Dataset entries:
────────────────────

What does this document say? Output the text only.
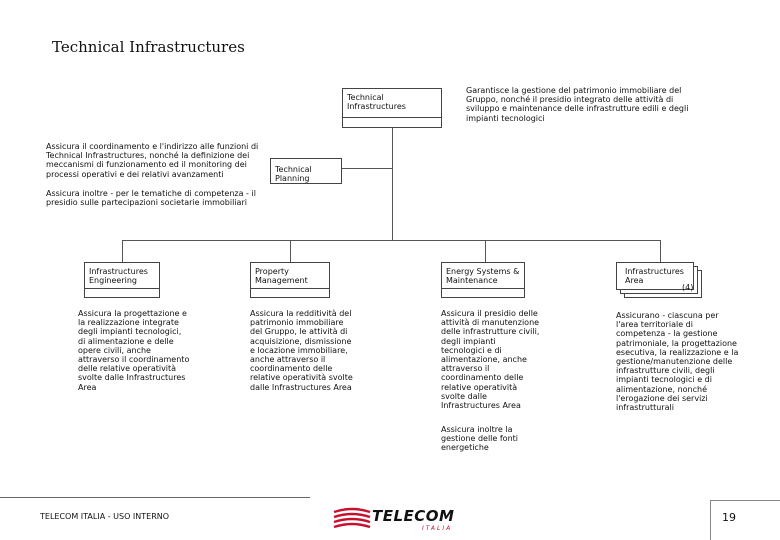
Technical Infrastructures
Technical Infrastructures
Garantisce la gestione del patrimonio immobiliare del Gruppo, nonché il presidio integrato delle attività di sviluppo e maintenance delle infrastrutture edili e degli impianti tecnologici
Assicura il coordinamento e l'indirizzo alle funzioni di Technical Infrastructures, nonché la definizione dei meccanismi di funzionamento ed il monitoring dei processi operativi e dei relativi avanzamenti
Assicura inoltre - per le tematiche di competenza - il presidio sulle partecipazioni societarie immobiliari
Technical Planning
Infrastructures Engineering
Assicura la progettazione e la realizzazione integrate degli impianti tecnologici, di alimentazione e delle opere civili, anche attraverso il coordinamento delle relative operatività svolte dalle Infrastructures Area
Property Management
Assicura la redditività del patrimonio immobiliare del Gruppo, le attività di acquisizione, dismissione e locazione immobiliare, anche attraverso il coordinamento delle relative operatività svolte dalle Infrastructures Area
Energy Systems & Maintenance
Assicura il presidio delle attività di manutenzione delle infrastrutture civili, degli impianti tecnologici e di alimentazione, anche attraverso il coordinamento delle relative operatività svolte dalle Infrastructures Area
Assicura inoltre la gestione delle fonti energetiche
Infrastructures Area
(4)
Assicurano - ciascuna per l'area territoriale di competenza - la gestione patrimoniale, la progettazione esecutiva, la realizzazione e la gestione/manutenzione delle infrastrutture civili, degli impianti tecnologici e di alimentazione, nonché l'erogazione dei servizi infrastrutturali
TELECOM ITALIA - USO INTERNO	TELECOM
ITALIA
19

────────────────────

**Written task:** Which lines hold the word "gestione"? Copy all of them.

**Finished answer:**
Garantisce la gestione del patrimonio immobiliare del Gruppo, nonché il presidio integrato delle attività di sviluppo e maintenance delle infrastrutture edili e degli impianti tecnologici
Assicura inoltre la gestione delle fonti energetiche
Assicurano - ciascuna per l'area territoriale di competenza - la gestione patrimoniale, la progettazione esecutiva, la realizzazione e la gestione/manutenzione delle infrastrutture civili, degli impianti tecnologici e di alimentazione, nonché l'erogazione dei servizi infrastrutturali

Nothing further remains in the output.